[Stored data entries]
** start **

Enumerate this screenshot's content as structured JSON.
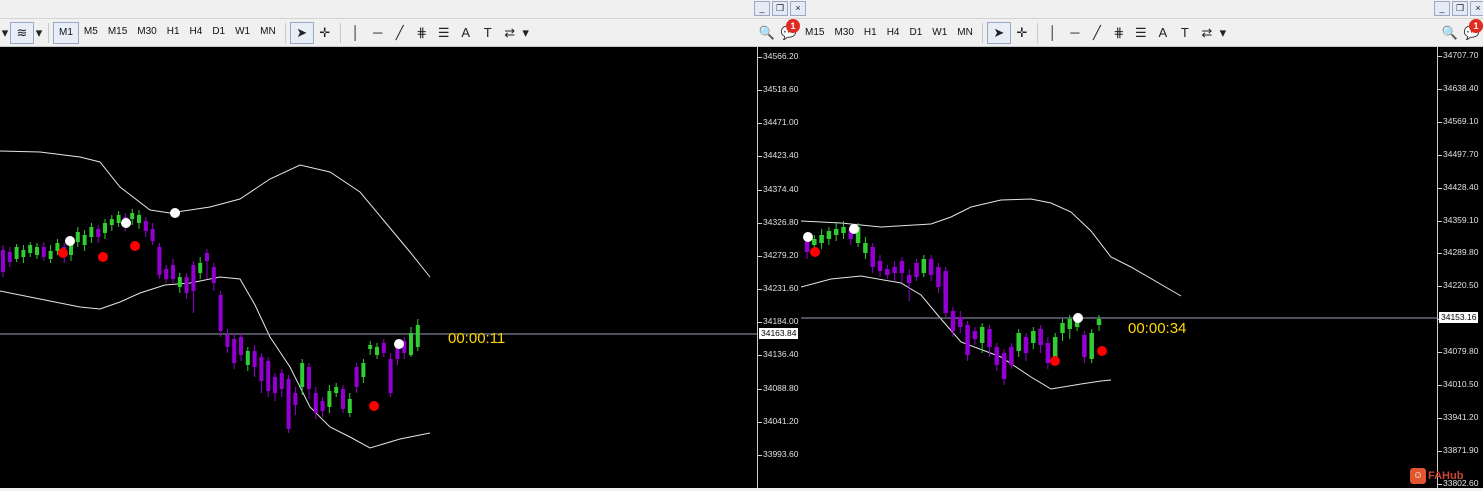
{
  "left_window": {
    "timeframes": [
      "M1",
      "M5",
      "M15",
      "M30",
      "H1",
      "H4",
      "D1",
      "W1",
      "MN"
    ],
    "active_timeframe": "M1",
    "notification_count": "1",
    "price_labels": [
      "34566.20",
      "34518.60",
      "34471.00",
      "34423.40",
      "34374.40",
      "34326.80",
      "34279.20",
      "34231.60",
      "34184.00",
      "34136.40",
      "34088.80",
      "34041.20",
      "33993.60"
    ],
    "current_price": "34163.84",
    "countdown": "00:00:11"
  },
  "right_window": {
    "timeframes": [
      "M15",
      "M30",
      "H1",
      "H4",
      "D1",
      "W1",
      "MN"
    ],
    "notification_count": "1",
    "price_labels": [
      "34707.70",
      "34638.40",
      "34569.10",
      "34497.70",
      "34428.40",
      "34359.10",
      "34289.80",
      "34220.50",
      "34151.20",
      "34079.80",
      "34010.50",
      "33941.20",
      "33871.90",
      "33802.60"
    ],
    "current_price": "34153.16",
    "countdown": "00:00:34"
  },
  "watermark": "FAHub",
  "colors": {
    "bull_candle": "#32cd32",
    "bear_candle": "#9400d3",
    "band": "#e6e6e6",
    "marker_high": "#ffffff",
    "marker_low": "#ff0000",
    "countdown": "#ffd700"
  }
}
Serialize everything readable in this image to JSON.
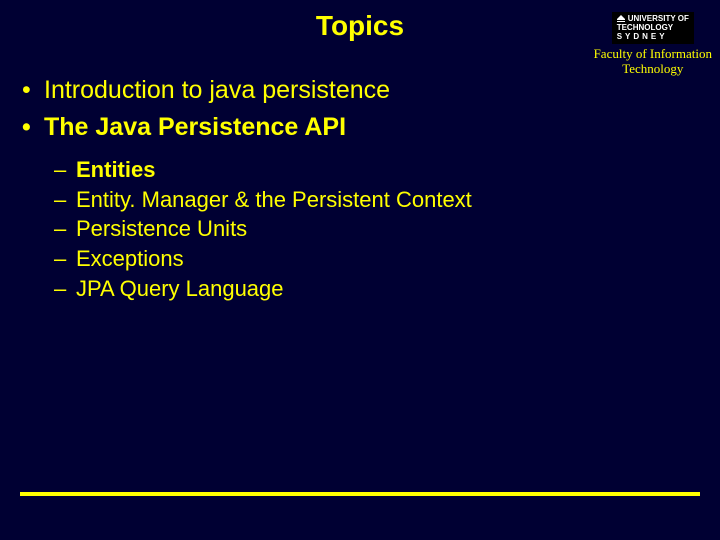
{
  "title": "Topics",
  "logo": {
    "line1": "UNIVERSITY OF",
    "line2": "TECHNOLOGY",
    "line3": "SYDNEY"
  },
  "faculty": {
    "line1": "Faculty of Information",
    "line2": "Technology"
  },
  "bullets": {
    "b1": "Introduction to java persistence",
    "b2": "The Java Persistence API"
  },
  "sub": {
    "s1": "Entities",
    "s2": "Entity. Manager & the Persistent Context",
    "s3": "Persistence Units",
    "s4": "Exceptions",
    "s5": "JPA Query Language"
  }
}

** end **

Collect the lines that hold "JSON".

§ **Response to this task**
Enumerate this screenshot's content as structured JSON.
Serialize everything readable in this image to JSON.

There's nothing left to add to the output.